DIRECTIONS FOR THIS TASK |
In the records below, copy everything from the line containing "kp-bar [246,604,293,668]" down to the line containing "kp-bar [138,556,185,668]", character for character. Include both of those lines and nothing else.

Items from a data source:
** start **

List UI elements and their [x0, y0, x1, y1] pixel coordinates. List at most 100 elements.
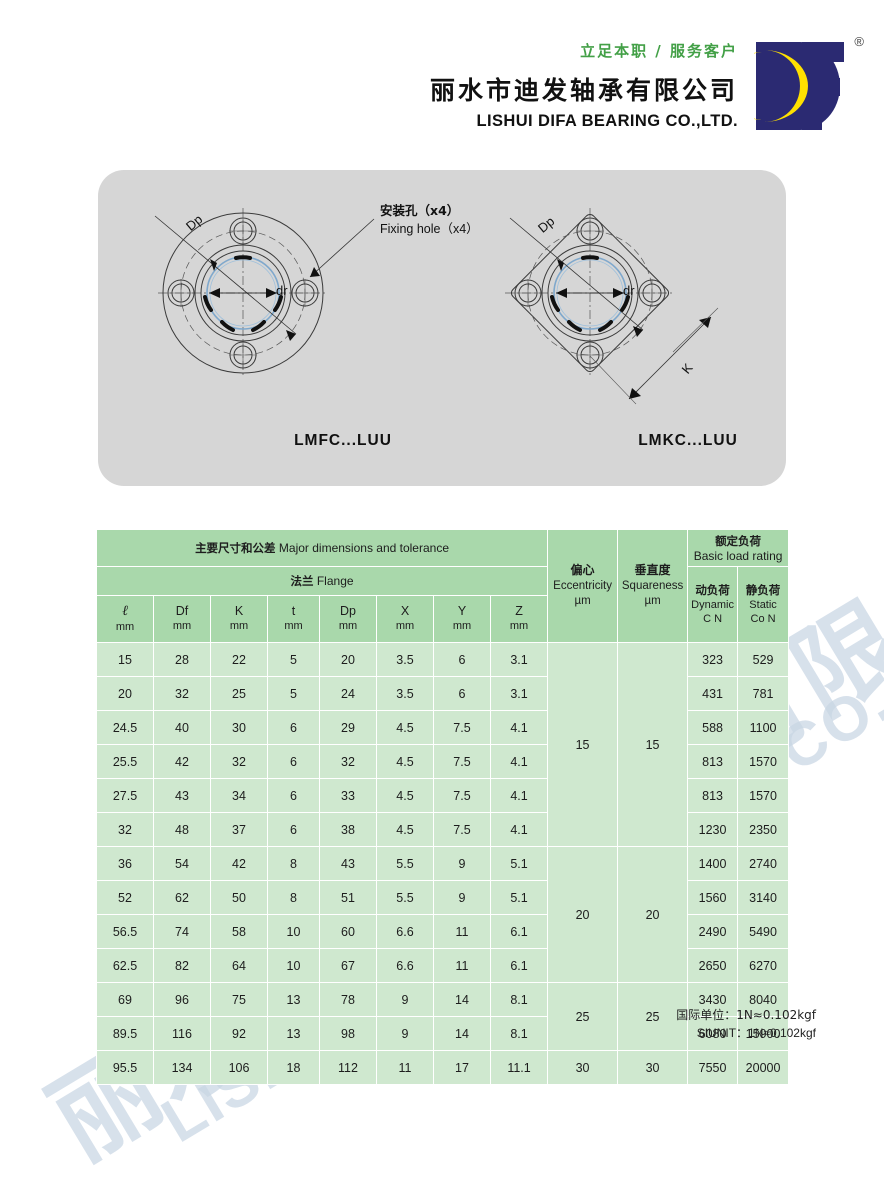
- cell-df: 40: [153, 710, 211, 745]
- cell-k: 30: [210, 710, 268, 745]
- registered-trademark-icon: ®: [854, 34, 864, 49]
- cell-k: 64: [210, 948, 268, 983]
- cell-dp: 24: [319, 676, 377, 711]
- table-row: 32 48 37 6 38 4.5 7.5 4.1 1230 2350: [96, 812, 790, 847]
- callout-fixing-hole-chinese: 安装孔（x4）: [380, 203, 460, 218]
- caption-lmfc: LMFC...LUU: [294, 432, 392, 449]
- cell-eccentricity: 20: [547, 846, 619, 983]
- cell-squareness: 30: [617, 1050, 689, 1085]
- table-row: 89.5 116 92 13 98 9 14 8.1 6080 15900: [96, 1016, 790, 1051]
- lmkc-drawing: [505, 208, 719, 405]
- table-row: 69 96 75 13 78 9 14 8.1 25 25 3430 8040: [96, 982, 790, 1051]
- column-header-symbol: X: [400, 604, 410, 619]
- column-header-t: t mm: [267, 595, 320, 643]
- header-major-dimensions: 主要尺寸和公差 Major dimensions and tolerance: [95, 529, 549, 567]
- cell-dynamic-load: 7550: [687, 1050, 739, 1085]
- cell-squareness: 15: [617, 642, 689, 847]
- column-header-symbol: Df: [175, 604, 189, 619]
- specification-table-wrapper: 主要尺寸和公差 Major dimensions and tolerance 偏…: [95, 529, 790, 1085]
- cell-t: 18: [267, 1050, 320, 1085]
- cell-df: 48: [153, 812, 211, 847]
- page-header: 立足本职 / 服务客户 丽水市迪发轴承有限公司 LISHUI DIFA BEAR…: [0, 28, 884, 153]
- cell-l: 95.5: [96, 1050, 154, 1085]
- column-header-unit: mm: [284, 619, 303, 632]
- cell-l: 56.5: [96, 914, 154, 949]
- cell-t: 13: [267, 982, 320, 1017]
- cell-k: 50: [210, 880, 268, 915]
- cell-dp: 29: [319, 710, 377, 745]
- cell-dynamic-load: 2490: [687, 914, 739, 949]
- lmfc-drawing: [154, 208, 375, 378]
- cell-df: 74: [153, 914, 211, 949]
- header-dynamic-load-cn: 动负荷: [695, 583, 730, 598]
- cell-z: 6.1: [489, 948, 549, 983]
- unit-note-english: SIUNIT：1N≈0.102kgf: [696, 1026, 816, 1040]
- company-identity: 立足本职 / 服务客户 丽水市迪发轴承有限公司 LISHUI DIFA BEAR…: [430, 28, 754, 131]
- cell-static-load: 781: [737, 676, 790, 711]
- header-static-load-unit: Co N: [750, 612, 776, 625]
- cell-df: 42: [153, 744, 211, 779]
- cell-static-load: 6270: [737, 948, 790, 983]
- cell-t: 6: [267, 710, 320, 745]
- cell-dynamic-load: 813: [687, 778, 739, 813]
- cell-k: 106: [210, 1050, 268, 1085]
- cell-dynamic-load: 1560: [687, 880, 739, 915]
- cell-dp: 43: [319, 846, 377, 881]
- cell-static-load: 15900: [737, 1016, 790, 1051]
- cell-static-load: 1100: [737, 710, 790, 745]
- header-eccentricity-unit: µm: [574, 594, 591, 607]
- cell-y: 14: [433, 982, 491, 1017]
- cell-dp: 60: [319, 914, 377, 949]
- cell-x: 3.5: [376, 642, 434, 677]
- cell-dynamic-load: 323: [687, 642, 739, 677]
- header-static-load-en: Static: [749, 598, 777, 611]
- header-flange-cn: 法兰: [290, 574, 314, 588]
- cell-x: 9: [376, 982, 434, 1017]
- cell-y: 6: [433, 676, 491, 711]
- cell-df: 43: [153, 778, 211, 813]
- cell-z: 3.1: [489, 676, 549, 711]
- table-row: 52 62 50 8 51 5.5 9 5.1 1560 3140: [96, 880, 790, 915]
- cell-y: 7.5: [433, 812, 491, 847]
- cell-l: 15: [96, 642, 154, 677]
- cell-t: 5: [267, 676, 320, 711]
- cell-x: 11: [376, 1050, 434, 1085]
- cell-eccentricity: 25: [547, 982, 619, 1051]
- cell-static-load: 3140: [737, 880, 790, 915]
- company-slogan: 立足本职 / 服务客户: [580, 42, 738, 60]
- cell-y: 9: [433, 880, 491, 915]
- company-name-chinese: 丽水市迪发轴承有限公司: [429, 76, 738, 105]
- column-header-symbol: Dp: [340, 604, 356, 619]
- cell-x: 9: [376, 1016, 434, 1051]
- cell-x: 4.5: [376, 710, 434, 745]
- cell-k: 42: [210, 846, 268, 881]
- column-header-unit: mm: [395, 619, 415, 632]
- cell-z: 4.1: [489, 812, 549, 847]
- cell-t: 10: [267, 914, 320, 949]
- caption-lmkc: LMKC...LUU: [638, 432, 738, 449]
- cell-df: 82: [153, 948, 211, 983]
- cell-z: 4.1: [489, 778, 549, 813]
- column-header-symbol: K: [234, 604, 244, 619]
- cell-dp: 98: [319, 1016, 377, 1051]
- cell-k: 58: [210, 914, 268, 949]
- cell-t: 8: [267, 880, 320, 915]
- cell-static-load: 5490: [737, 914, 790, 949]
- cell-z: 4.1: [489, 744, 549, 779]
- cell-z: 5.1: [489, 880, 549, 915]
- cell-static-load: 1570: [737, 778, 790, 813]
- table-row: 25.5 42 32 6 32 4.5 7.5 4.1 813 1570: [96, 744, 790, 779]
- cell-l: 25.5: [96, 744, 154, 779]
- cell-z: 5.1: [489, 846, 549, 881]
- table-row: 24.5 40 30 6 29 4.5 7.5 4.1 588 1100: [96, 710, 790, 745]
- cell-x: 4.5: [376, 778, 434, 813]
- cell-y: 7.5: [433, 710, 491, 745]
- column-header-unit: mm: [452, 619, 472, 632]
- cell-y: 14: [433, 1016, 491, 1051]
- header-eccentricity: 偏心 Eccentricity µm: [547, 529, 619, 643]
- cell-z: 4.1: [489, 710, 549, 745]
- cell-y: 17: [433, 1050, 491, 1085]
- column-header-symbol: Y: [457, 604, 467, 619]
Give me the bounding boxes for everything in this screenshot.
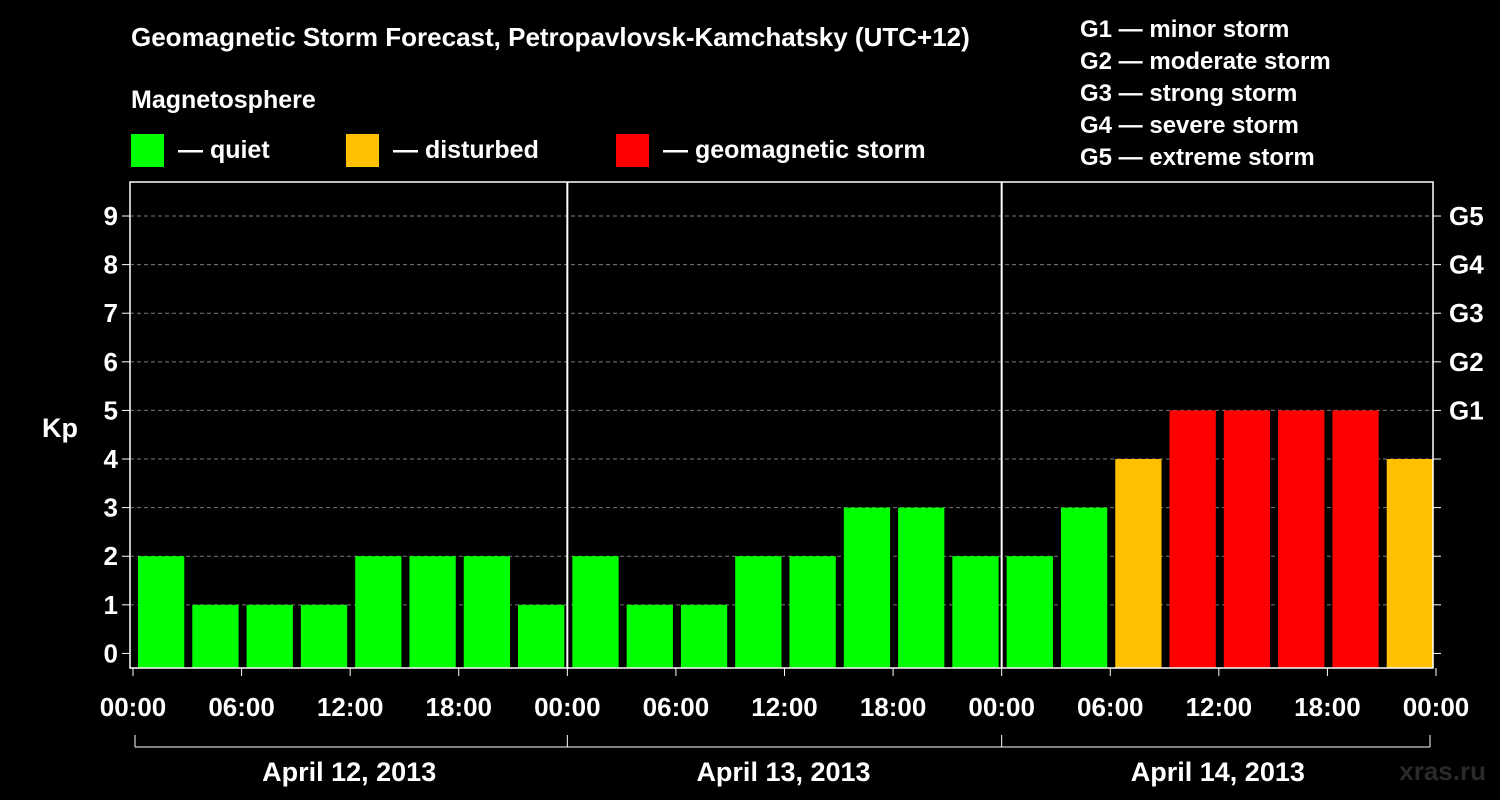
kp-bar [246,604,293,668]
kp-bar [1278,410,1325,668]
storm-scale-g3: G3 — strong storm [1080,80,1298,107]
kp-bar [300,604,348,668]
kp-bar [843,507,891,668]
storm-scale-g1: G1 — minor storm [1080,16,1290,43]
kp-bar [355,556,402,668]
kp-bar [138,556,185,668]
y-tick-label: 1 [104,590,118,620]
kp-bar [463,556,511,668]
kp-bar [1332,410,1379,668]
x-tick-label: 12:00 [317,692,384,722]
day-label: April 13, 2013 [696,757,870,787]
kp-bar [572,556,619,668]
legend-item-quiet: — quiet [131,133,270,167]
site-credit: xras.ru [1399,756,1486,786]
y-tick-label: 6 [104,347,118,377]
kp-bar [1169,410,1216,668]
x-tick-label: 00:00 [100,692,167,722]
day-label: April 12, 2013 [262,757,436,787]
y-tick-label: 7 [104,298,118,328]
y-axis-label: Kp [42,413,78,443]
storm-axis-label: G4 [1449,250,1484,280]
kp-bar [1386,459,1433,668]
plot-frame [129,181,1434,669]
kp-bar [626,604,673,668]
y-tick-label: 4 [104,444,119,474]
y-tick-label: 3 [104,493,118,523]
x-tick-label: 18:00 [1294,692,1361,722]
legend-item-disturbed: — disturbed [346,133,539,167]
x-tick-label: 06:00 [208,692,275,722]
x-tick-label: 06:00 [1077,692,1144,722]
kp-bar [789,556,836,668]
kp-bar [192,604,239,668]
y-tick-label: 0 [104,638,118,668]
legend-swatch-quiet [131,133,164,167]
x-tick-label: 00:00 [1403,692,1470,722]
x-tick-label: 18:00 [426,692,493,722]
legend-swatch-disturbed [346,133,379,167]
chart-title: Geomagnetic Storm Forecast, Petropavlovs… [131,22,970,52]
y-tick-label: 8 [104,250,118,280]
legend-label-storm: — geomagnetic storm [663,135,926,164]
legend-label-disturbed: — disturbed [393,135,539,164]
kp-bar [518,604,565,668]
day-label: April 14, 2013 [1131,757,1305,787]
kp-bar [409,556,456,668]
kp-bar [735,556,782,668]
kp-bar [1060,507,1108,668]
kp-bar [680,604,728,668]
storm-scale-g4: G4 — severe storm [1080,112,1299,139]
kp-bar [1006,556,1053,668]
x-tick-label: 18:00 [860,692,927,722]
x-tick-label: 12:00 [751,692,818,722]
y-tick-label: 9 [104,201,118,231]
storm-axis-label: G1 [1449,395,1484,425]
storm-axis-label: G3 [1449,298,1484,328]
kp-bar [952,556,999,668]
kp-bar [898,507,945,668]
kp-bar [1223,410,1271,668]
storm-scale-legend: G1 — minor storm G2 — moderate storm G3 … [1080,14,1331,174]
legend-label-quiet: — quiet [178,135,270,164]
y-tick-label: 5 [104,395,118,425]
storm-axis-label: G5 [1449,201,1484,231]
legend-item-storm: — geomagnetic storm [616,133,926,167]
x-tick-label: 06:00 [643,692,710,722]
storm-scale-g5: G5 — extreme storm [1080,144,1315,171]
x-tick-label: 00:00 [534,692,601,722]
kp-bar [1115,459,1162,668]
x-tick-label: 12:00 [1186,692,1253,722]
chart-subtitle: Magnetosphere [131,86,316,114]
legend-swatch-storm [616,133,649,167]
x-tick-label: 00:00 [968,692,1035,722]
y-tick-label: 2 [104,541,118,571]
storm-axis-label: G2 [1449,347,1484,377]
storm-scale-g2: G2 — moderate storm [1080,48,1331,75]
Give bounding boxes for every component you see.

** end **

SOLUTION FOR THIS PROBLEM |
kp-bar [246,604,293,668]
kp-bar [1278,410,1325,668]
storm-scale-g3: G3 — strong storm [1080,80,1298,107]
kp-bar [300,604,348,668]
kp-bar [843,507,891,668]
storm-scale-g1: G1 — minor storm [1080,16,1290,43]
kp-bar [355,556,402,668]
kp-bar [138,556,185,668]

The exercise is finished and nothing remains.